─── Entries ───

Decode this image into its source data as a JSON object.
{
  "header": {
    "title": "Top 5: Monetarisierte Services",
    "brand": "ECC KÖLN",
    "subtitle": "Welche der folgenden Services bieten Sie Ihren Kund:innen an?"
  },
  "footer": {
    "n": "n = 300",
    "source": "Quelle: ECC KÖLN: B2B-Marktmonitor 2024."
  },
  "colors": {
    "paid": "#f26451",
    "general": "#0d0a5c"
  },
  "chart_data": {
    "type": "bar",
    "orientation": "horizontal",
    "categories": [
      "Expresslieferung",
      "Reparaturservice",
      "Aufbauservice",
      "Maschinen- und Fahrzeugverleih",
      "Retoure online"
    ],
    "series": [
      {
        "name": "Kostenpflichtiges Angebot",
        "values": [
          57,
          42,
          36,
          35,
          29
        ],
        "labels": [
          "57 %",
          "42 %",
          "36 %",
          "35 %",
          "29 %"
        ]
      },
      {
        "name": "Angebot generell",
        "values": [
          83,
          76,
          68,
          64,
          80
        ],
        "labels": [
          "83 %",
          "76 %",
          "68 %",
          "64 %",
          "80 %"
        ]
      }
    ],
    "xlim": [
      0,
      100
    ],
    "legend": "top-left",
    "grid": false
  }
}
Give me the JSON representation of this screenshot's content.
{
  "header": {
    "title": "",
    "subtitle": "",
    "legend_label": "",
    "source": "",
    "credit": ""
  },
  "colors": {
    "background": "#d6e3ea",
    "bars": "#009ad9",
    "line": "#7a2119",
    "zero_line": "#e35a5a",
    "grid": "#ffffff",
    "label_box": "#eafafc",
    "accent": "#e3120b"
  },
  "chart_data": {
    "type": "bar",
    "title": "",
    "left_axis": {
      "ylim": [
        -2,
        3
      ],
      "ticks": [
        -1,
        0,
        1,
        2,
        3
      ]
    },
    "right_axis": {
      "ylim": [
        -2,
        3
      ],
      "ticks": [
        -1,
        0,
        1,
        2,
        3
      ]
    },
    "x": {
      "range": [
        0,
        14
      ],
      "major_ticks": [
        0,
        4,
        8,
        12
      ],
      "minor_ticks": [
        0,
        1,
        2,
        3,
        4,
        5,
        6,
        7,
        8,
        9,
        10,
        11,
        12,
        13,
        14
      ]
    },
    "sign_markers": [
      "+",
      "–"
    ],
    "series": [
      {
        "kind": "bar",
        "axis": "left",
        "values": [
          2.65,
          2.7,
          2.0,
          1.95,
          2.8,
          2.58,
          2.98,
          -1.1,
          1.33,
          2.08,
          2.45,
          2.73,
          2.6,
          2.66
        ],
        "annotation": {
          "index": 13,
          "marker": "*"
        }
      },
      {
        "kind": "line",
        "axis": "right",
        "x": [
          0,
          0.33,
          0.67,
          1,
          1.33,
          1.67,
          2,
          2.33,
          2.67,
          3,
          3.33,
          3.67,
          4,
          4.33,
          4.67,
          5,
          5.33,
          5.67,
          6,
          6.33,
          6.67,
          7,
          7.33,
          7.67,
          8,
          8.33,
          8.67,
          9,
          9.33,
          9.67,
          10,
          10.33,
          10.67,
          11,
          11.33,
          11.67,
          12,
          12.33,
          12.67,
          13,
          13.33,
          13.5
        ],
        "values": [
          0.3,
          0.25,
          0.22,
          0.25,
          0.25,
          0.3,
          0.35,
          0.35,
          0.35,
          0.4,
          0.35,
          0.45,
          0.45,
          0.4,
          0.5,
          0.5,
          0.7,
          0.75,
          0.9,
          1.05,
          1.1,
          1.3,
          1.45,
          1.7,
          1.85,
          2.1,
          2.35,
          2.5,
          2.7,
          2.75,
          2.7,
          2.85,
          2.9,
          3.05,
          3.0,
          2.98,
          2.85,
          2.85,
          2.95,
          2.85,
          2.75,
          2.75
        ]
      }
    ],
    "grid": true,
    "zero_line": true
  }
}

───

- [What to produce]
Copy out every line of the data that includes "Angebot".

- [Response below]
        "name": "Kostenpflichtiges Angebot",
        "name": "Angebot generell",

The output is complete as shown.